#### [STATED GOAL]
Take every line where the string "сторінку" appears and copy it.

* START INFORMATION GIVEN *

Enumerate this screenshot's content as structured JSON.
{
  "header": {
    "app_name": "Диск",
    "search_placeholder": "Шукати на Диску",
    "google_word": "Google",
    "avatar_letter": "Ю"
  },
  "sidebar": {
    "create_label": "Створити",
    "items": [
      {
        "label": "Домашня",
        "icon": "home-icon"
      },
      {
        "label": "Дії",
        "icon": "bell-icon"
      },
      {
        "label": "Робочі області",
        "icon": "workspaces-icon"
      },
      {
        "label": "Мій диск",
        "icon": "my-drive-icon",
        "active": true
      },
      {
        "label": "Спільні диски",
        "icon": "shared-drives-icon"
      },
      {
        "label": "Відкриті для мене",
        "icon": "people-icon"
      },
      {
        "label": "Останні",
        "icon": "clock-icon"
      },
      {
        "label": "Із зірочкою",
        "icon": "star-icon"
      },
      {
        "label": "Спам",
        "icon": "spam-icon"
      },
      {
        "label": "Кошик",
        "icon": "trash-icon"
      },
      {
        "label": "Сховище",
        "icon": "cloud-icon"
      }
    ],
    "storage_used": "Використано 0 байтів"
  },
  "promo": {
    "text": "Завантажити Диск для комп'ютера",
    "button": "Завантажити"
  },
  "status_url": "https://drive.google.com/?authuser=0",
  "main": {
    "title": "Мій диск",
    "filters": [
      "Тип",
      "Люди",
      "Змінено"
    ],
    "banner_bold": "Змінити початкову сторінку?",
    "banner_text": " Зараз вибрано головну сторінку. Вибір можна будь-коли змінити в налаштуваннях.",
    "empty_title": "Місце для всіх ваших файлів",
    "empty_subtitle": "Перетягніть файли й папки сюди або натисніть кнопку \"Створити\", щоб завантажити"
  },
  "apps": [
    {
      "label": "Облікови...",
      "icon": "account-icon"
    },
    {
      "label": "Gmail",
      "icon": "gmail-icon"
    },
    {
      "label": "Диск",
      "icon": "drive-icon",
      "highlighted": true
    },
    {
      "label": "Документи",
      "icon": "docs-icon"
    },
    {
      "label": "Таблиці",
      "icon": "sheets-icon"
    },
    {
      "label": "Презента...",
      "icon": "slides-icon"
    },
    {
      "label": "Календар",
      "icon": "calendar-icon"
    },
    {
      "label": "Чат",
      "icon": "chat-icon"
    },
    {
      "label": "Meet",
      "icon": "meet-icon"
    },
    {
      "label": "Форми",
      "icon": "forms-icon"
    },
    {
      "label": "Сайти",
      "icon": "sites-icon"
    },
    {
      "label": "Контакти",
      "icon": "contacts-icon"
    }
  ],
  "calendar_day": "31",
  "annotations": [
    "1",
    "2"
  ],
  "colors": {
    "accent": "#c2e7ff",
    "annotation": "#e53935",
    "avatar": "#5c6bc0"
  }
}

* END INFORMATION GIVEN *

#### [FINAL RESULT]
    "banner_bold": "Змінити початкову сторінку?",
    "banner_text": " Зараз вибрано головну сторінку. Вибір можна будь-коли змінити в налаштуваннях.",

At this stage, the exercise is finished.